__DATA TO PROCESS__
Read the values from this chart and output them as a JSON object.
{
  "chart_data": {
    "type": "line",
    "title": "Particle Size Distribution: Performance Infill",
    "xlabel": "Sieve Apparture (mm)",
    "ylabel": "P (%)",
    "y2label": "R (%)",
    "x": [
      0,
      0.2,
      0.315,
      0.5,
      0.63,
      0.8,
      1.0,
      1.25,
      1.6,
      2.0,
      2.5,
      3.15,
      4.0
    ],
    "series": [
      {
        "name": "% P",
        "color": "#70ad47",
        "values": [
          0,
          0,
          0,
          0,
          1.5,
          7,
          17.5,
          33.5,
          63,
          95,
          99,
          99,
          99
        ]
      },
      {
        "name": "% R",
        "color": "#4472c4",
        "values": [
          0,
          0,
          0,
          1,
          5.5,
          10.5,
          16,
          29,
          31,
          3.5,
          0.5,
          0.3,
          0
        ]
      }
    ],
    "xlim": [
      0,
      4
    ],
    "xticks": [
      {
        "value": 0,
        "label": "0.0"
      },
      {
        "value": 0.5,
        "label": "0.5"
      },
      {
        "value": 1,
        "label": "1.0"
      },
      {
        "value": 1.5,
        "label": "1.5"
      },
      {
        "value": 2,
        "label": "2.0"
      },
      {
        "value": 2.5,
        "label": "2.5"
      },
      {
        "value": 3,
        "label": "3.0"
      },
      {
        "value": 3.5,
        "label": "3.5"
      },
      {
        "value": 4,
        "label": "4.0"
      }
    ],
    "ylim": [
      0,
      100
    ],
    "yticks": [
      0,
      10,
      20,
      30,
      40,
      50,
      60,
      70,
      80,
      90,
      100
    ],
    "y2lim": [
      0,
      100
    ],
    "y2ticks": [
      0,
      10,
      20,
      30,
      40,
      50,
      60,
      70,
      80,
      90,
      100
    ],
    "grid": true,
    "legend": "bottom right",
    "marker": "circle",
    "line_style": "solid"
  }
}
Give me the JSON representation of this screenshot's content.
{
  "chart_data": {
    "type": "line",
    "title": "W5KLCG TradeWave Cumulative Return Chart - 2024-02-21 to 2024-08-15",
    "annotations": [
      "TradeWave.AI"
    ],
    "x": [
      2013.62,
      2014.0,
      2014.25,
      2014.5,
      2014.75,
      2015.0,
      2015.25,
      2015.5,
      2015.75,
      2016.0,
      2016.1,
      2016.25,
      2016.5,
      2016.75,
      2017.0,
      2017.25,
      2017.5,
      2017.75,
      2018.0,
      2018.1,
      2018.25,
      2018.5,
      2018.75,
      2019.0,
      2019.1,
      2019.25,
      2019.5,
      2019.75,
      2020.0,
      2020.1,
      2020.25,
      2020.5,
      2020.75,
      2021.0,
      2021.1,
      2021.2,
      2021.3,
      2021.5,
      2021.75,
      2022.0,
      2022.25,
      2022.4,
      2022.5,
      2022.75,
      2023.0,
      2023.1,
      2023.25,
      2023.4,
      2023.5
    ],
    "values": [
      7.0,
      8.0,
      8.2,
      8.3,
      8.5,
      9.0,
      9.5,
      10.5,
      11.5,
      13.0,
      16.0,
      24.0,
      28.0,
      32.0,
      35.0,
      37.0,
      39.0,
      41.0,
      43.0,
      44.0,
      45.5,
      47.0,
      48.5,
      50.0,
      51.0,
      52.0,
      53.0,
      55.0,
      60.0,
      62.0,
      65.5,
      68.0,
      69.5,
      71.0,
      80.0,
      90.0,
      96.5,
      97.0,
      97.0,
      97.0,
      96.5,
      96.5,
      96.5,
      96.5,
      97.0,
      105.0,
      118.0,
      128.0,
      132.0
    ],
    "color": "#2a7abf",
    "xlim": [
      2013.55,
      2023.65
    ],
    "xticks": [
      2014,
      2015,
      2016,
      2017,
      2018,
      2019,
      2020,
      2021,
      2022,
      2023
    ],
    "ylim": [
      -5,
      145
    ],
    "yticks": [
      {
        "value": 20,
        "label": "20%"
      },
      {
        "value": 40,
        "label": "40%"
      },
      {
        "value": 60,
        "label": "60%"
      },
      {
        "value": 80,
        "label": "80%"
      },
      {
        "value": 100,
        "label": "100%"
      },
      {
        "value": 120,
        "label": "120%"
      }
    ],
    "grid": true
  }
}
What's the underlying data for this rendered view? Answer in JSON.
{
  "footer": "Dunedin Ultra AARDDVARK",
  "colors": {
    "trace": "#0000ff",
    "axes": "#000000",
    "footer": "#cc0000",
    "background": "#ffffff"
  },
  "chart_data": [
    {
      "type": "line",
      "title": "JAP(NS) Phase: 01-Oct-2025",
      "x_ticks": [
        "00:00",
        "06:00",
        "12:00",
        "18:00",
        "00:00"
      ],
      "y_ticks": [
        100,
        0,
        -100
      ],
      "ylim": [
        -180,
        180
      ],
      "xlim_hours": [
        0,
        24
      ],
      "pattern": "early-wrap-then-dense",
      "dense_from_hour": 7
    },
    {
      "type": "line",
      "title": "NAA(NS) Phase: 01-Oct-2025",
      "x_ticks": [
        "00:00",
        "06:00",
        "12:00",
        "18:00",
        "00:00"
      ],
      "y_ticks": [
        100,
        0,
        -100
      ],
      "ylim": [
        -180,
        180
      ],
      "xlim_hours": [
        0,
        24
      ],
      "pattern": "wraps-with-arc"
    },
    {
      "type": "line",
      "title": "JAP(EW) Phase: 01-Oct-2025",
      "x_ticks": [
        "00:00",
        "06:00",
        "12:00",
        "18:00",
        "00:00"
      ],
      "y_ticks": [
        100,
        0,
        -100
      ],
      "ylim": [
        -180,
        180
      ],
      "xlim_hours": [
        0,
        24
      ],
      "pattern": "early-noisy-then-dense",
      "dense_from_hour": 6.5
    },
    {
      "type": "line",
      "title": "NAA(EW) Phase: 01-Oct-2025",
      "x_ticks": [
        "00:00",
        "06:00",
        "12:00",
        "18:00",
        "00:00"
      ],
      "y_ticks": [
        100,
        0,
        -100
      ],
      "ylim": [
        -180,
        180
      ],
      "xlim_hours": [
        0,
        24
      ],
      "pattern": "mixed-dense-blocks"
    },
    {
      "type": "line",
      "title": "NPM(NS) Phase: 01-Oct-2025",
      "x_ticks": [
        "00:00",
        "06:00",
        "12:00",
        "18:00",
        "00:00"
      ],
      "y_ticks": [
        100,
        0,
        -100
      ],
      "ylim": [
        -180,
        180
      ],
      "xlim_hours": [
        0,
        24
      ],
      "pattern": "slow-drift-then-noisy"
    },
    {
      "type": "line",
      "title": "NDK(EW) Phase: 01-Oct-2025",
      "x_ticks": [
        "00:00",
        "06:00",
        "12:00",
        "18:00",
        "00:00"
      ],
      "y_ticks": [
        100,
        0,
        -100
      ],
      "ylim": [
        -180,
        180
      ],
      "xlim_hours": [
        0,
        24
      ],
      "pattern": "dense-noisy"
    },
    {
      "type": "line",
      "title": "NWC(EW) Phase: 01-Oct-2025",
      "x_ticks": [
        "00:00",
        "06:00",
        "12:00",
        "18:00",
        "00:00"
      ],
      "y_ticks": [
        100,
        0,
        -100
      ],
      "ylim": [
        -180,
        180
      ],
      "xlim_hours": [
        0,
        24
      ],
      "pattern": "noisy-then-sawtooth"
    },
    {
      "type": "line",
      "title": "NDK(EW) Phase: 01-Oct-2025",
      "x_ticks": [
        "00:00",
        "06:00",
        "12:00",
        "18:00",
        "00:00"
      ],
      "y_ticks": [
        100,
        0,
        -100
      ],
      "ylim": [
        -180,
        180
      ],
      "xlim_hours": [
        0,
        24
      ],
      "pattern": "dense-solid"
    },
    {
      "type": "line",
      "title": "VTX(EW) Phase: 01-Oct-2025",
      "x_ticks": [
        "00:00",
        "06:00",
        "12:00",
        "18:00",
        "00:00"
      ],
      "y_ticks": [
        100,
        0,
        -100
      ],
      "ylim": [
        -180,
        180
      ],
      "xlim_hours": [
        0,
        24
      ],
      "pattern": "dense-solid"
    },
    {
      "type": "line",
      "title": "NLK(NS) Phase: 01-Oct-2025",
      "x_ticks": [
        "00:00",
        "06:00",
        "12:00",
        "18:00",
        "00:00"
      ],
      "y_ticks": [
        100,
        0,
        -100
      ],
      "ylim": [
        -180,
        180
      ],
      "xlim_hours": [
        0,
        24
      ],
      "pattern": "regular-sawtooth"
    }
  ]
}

__GOAL OF THE EXERCISE__
From the listing, tally every line with the word "TradeWave" in it and give only the tally.

__SOLUTION__
2